EXERCISE DETAILS:
The expected answer comprises all lines from the entries that contain the string "sulfaattipentahydraatti".

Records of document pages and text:
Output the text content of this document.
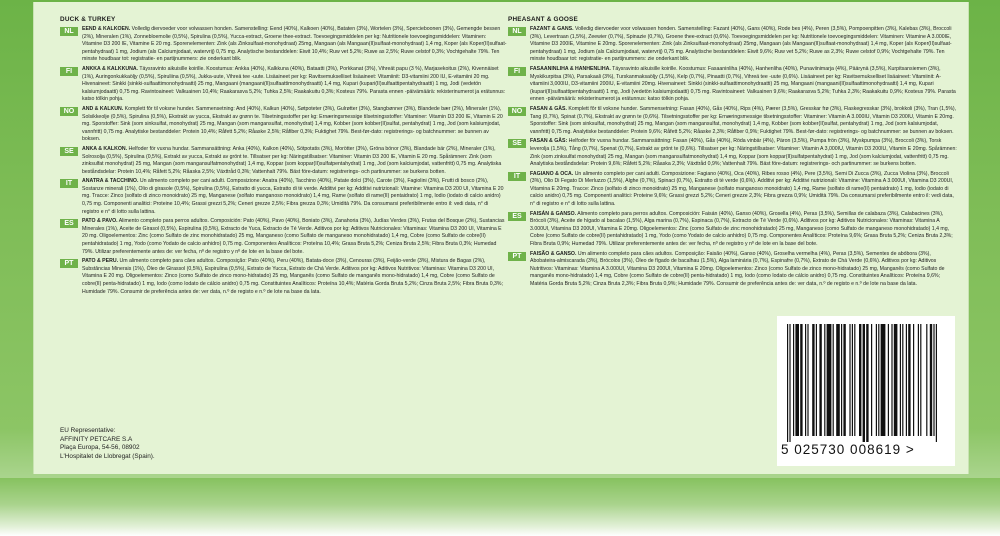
DUCK & TURKEY
NL	EEND & KALKOEN. Volledig diervoeder voor volwassen honden. Samenstelling: Eend (40%), Kalkoen (40%), Bataten (3%), Wortelen (3%), Spercieboonen (3%), Gemengde bessen (2%), Mineralen (1%), Zonnebloemolie (0,5%), Spirulina (0,5%), Yucca-extract, Groene thee-extract. Toevoegingsmiddelen per kg: Nutritionele toevoegingsmiddelen: Vitaminen: Vitamine D3 200 IE, Vitamine E 20 mg. Sporenelementen: Zink (als Zinksulfaat-monohydraat) 25mg, Mangaan (als Mangaan(II)sulfaat-monohydraat) 1,4 mg, Koper (als Koper(II)sulfaat-pentahydraat) 1 mg, Jodium (als Calciumjodaat, watervrij) 0,75 mg. Analytische bestanddelen: Eiwit 10,4%; Ruw vet 5,2%; Ruwe as 2,5%; Ruwe celstof 0,3%; Vochtgehalte 79%. Ten minste houdbaar tot: registratie- en partijnummers: zie onderkant blik.
FI	ANKKA & KALKKUNA. Täysravinto aikuisille koirille. Koostumus: Ankka (40%), Kalkkuna (40%), Bataatti (3%), Porkkanat (3%), Vihreät papu (3 %), Marjasekoitus (2%), Kivennäiset (1%), Auringonkukkaöljy (0,5%), Spiruliina (0,5%), Jukka-uute, Vihreä tee -uute. Lisäaineet per kg: Ravitsemukselliset lisäaineet: Vitamiinit: D3-vitamiini 200 IU, E-vitamiini 20 mg. Hivenaineet: Sinkki (sinkki-sulfaattimonohydraatti) 25 mg, Mangaani (mangaani(II)sulfaattimonohydraatti) 1,4 mg, Kupari (kupari(II)sulfaattipentahydraatti) 1 mg, Jodi (vedetön kalsiumjodaatti) 0,75 mg. Ravintoaineet: Valkuainen 10,4%; Raakarasva 5,2%; Tuhka 2,5%; Raakakuitu 0,3%; Kosteus 79%. Parasta ennen -päivämäärä: rekisterinumerot ja erätunnus: katso tölkin pohja.
NO	AND & KALKUN. Komplett fôr til voksne hunder. Sammensetning: And (40%), Kalkun (40%), Søtpoteter (3%), Gulrøtter (3%), Stangbønner (3%), Blandede bær (2%), Mineraler (1%), Solsikkeolje (0,5%), Spirulina (0,5%), Ekstrakt av yucca, Ekstrakt av grønn te. Tilsetningsstoffer per kg: Ernæringsmessige tilsetningsstoffer: Vitaminer: Vitamin D3 200 IE, Vitamin E 20 mg. Sporstoffer: Sink (som sinksulfat, monohydrat) 25 mg, Mangan (som mangansulfat, monohydrat) 1,4 mg, Kobber (som kobber(II)sulfat, pentahydrat) 1 mg, Jod (som kalsiumjodat, vannfritt) 0,75 mg. Analytiske bestanddeler: Protein 10,4%; Råfett 5,2%; Råaske 2,5%; Råfiber 0,3%; Fuktighet 79%. Best-før-dato: registrerings- og batchnummer: se bunnen av boksen.
SE	ANKA & KALKON. Helfoder för vuxna hundar. Sammansättning: Anka (40%), Kalkon (40%), Sötpotatis (3%), Morötter (3%), Gröna bönor (3%), Blandade bär (2%), Mineraler (1%), Solrosolja (0,5%), Spirulina (0,5%), Extrakt av yucca, Extrakt av grönt te. Tillsatser per kg: Näringstillsatser: Vitaminer: Vitamin D3 200 IE, Vitamin E 20 mg. Spårämnen: Zink (som zinksulfat monohydrat) 25 mg, Mangan (som mangansulfatmonohydrat) 1,4 mg, Koppar (som koppar(II)sulfatpentahydrat) 1 mg, Jod (som kalciumjodat, vattenfritt) 0,75 mg. Analytiska beståndsdelar: Protein 10,4%; Råfett 5,2%; Råaska 2,5%; Växttråd 0,3%; Vattenhalt 79%. Bäst före-datum: registrerings- och partinummer: se burkens botten.
IT	ANATRA & TACCHINO. Un alimento completo per cani adulti. Composizione: Anatra (40%), Tacchino (40%), Patate dolci (3%), Carote (3%), Fagiolini (3%), Frutti di bosco (2%), Sostanze minerali (1%), Olio di girasole (0,5%), Spirulina (0,5%), Estratto di yucca, Estratto di tè verde. Additivi per kg: Additivi nutrizionali: Vitamine: Vitamina D3 200 UI, Vitamina E 20 mg. Tracce: Zinco (solfato di zinco monoidrato) 25 mg, Manganese (solfato manganoso monoidrato) 1,4 mg, Rame (solfato di rame(II) pentaidrato) 1 mg, Iodio (iodato di calcio anidro) 0,75 mg. Componenti analitici: Proteine 10,4%; Grassi grezzi 5,2%; Ceneri grezze 2,5%; Fibra grezza 0,3%; Umidità 79%. Da consumarsi preferibilmente entro il: vedi data, n° di registro e n° di lotto sulla lattina.
ES	PATO & PAVO. Alimento completo para perros adultos. Composición: Pato (40%), Pavo (40%), Boniato (3%), Zanahoria (3%), Judías Verdes (3%), Frutas del Bosque (2%), Sustancias Minerales (1%), Aceite de Girasol (0,5%), Espirulina (0,5%), Extracto de Yuca, Extracto de Té Verde. Aditivos por kg: Aditivos Nutricionales: Vitaminas: Vitamina D3 200 UI, Vitamina E 20 mg. Oligoelementos: Zinc (como Sulfato de zinc monohidratado) 25 mg, Manganeso (como Sulfato de manganeso monohidratado) 1,4 mg, Cobre (como Sulfato de cobre(II) pentahidratado) 1 mg, Yodo (como Yodato de calcio anhidro) 0,75 mg. Componentes Analíticos: Proteína 10,4%; Grasa Bruta 5,2%; Ceniza Bruta 2,5%; Fibra Bruta 0,3%; Humedad 79%. Utilizar preferentemente antes de: ver fecha, nº de registro y nº de lote en la base del bote.
PT	PATO & PERU. Um alimento completo para cães adultos. Composição: Pato (40%), Peru (40%), Batata-doce (3%), Cenouras (3%), Feijão-verde (3%), Mistura de Bagas (2%), Substâncias Minerais (1%), Óleo de Girassol (0,5%), Espirulina (0,5%), Extrato de Yucca, Extrato de Chá Verde. Aditivos por kg: Aditivos Nutritivos: Vitaminas: Vitamina D3 200 UI, Vitamina E 20 mg. Oligoelementos: Zinco (como Sulfato de zinco mono-hidratado) 25 mg, Manganês (como Sulfato de manganês mono-hidratado) 1,4 mg, Cobre (como Sulfato de cobre(II) penta-hidratado) 1 mg, Iodo (como Iodato de cálcio anidro) 0,75 mg. Constituintes Analíticos: Proteína 10,4%; Matéria Gorda Bruta 5,2%; Cinza Bruta 2,5%; Fibra Bruta 0,3%; Humidade 79%. Consumir de preferência antes de: ver data, n.º de registo e n.º de lote na base da lata.
PHEASANT & GOOSE
NL	FAZANT & GANS. Volledig diervoeder voor volwassen honden. Samenstelling: Fazant (40%), Gans (40%), Rode bes (4%), Peren (3,5%), Pompoenpitten (3%), Kalebas (3%), Broccoli (3%), Levertraan (1,5%), Zeewier (0,7%), Spinazie (0,7%), Groene thee-extract (0,6%). Toevoegingsmiddelen per kg: Nutritionele toevoegingsmiddelen: Vitaminen: Vitamine A 3.000IE, Vitamine D3 200IE, Vitamine E 20mg. Sporenelementen: Zink (als Zinksulfaat-monohydraat) 25mg, Mangaan (als Mangaan(II)sulfaat-monohydraat) 1,4 mg, Koper (als Koper(II)sulfaat-pentahydraat) 1 mg, Jodium (als Calciumjodaat, watervrij) 0,75 mg. Analytische bestanddelen: Eiwit 9,6%; Ruw vet 5,2%; Ruwe as 2,3%; Ruwe celstof 0,9%; Vochtgehalte 79%. Ten minste houdbaar tot: registratie- en partijnummers: zie onderkant blik.
FI	FASAANINLIHA & HANHENLIHA. Täysravinto aikuisille koirille. Koostumus: Fasaaninliha (40%), Hanhenliha (40%), Punaviinimarja (4%), Päärynä (3,5%), Kurpitsansiemen (3%), Myskikurpitsa (3%), Parsakaali (3%), Turskanmaksaöljy (1,5%), Kelp (0,7%), Pinaatti (0,7%), Vihreä tee -uute (0,6%). Lisäaineet per kg: Ravitsemukselliset lisäaineet: Vitamiinit: A-vitamiini 3,000IU, D3-vitamiini 200IU, E-vitamiini 20mg. Hivenaineet: Sinkki (sinkki-sulfaattimonohydraatti) 25 mg, Mangaani (mangaani(II)sulfaattimonohydraatti) 1,4 mg, Kupari (kupari(II)sulfaattipentahydraatti) 1 mg, Jodi (vedetön kalsiumjodaatti) 0,75 mg. Ravintoaineet: Valkuainen 9,6%; Raakarasva 5,2%; Tuhka 2,3%; Raakakuitu 0,9%; Kosteus 79%. Parasta ennen -päivämäärä: rekisterinumerot ja erätunnus: katso tölkin pohja.
NO	FASAN & GÅS. Komplett fôr til voksne hunder. Sammensetning: Fasan (40%), Gås (40%), Rips (4%), Pærer (3,5%), Gresskar frø (3%), Flaskegresskar (3%), brokkoli (3%), Tran (1,5%), Tang (0,7%), Spinat (0,7%), Ekstrakt av grønn te (0,6%). Tilsetningsstoffer per kg: Ernæringsmessige tilsetningsstoffer: Vitaminer: Vitamin A 3.000IU, Vitamin D3 200IU, Vitamin E 20mg. Sporstoffer: Sink (som sinksulfat, monohydrat) 25 mg, Mangan (som mangansulfat, monohydrat) 1,4 mg, Kobber (som kobber(II)sulfat, pentahydrat) 1 mg, Jod (som kalsiumjodat, vannfritt) 0,75 mg. Analytiske bestanddeler: Protein 9,6%; Råfett 5,2%; Råaske 2,3%; Råfiber 0,9%; Fuktighet 79%. Best-før-dato: registrerings- og batchnummer: se bunnen av boksen.
SE	FASAN & GÅS: Helfoder för vuxna hundar. Sammansättning: Fasan (40%), Gås (40%), Röda vinbär (4%), Päron (3,5%), Pumpa frön (3%), Myskpumpa (3%), Broccoli (3%), Torsk leverolja (1,5%), Tång (0,7%), Spenat (0,7%), Extrakt av grönt te (0,6%). Tillsatser per kg: Näringstillsatser: Vitaminer: Vitamin A 3,000IU, Vitamin D3 200IU, Vitamin E 20mg. Spårämnen: Zink (som zinksulfat monohydrat) 25 mg, Mangan (som mangansulfatmonohydrat) 1,4 mg, Koppar (som koppar(II)sulfatpentahydrat) 1 mg, Jod (som kalciumjodat, vattenfritt) 0,75 mg. Analytiska beståndsdelar: Protein 9,6%; Råfett 5,2%; Råaska 2,3%; Växttråd 0,9%; Vattenhalt 79%. Bäst före-datum: registrerings- och partinummer: se burkens botten.
IT	FAGIANO & OCA. Un alimento completo per cani adulti. Composizione: Fagiano (40%), Oca (40%), Ribes rosso (4%), Pere (3,5%), Semi Di Zucca (3%), Zucca Violina (3%), Broccoli (3%), Olio Di Fegato Di Merluzzo (1,5%), Alghe (0,7%), Spinaci (0,7%), Estratto di tè verde (0,6%). Additivi per kg: Additivi nutrizionali: Vitamine: Vitamina A 3.000UI, Vitamina D3 200UI, Vitamina E 20mg. Tracce: Zinco (solfato di zinco monoidrato) 25 mg, Manganese (solfato manganoso monoidrato) 1,4 mg, Rame (solfato di rame(II) pentaidrato) 1 mg, Iodio (iodato di calcio anidro) 0,75 mg. Componenti analitici: Proteine 9,6%; Grassi grezzi 5,2%; Ceneri grezze 2,3%; Fibra grezza 0,9%; Umidità 79%. Da consumarsi preferibilmente entro il: vedi data, n° di registro e n° di lotto sulla lattina.
ES	FAISÁN & GANSO. Alimento completo para perros adultos. Composición: Faisán (40%), Ganso (40%), Grosella (4%), Peras (3,5%), Semillas de calabaza (3%), Calabacines (3%), Brócoli (3%), Aceite de hígado al bacalao (1,5%), Alga marina (0,7%), Espinaca (0,7%), Extracto de Té Verde (0,6%). Aditivos por kg: Aditivos Nutricionales: Vitaminas: Vitamina A 3.000UI, Vitamina D3 200UI, Vitamina E 20mg. Oligoelementos: Zinc (como Sulfato de zinc monohidratado) 25 mg, Manganeso (como Sulfato de manganeso monohidratado) 1,4 mg, Cobre (como Sulfato de cobre(II) pentahidratado) 1 mg, Yodo (como Yodato de calcio anhidro) 0,75 mg. Componentes Analíticos: Proteína 9,6%; Grasa Bruta 5,2%; Ceniza Bruta 2,3%; Fibra Bruta 0,9%; Humedad 79%. Utilizar preferentemente antes de: ver fecha, nº de registro y nº de lote en la base del bote.
PT	FAISÃO & GANSO. Um alimento completo para cães adultos. Composição: Faisão (40%), Ganso (40%), Groselha vermelha (4%), Peras (3,5%), Sementes de abóbora (3%), Abobateira-almiscarada (3%), Brócolos (3%), Óleo de fígado de bacalhau (1,5%), Alga laminária (0,7%), Espinafre (0,7%), Extrato de Chá Verde (0,6%). Aditivos por kg: Aditivos Nutritivos: Vitaminas: Vitamina A 3.000UI, Vitamina D3 200UI, Vitamina E 20mg. Oligoelementos: Zinco (como Sulfato de zinco mono-hidratado) 25 mg, Manganês (como Sulfato de manganês mono-hidratado) 1,4 mg, Cobre (como Sulfato de cobre(II) penta-hidratado) 1 mg, Iodo (como Iodato de cálcio anidro) 0,75 mg. Constituintes Analíticos: Proteína 9,6%; Matéria Gorda Bruta 5,2%; Cinza Bruta 2,3%; Fibra Bruta 0,9%; Humidade 79%. Consumir de preferência antes de: ver data, n.º de registo e n.º de lote na base da lata.
EU Representative:
AFFINITY PETCARE S.A
Plaça Europa, 54-56, 08902
L'Hospitalet de Llobregat (Spain).	5 025730 008619 >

OUTPUT:
FI	ANKKA & KALKKUNA. Täysravinto aikuisille koirille. Koostumus: Ankka (40%), Kalkkuna (40%), Bataatti (3%), Porkkanat (3%), Vihreät papu (3 %), Marjasekoitus (2%), Kivennäiset (1%), Auringonkukkaöljy (0,5%), Spiruliina (0,5%), Jukka-uute, Vihreä tee -uute. Lisäaineet per kg: Ravitsemukselliset lisäaineet: Vitamiinit: D3-vitamiini 200 IU, E-vitamiini 20 mg. Hivenaineet: Sinkki (sinkki-sulfaattimonohydraatti) 25 mg, Mangaani (mangaani(II)sulfaattimonohydraatti) 1,4 mg, Kupari (kupari(II)sulfaattipentahydraatti) 1 mg, Jodi (vedetön kalsiumjodaatti) 0,75 mg. Ravintoaineet: Valkuainen 10,4%; Raakarasva 5,2%; Tuhka 2,5%; Raakakuitu 0,3%; Kosteus 79%. Parasta ennen -päivämäärä: rekisterinumerot ja erätunnus: katso tölkin pohja.
FI	FASAANINLIHA & HANHENLIHA. Täysravinto aikuisille koirille. Koostumus: Fasaaninliha (40%), Hanhenliha (40%), Punaviinimarja (4%), Päärynä (3,5%), Kurpitsansiemen (3%), Myskikurpitsa (3%), Parsakaali (3%), Turskanmaksaöljy (1,5%), Kelp (0,7%), Pinaatti (0,7%), Vihreä tee -uute (0,6%). Lisäaineet per kg: Ravitsemukselliset lisäaineet: Vitamiinit: A-vitamiini 3,000IU, D3-vitamiini 200IU, E-vitamiini 20mg. Hivenaineet: Sinkki (sinkki-sulfaattimonohydraatti) 25 mg, Mangaani (mangaani(II)sulfaattimonohydraatti) 1,4 mg, Kupari (kupari(II)sulfaattipentahydraatti) 1 mg, Jodi (vedetön kalsiumjodaatti) 0,75 mg. Ravintoaineet: Valkuainen 9,6%; Raakarasva 5,2%; Tuhka 2,3%; Raakakuitu 0,9%; Kosteus 79%. Parasta ennen -päivämäärä: rekisterinumerot ja erätunnus: katso tölkin pohja.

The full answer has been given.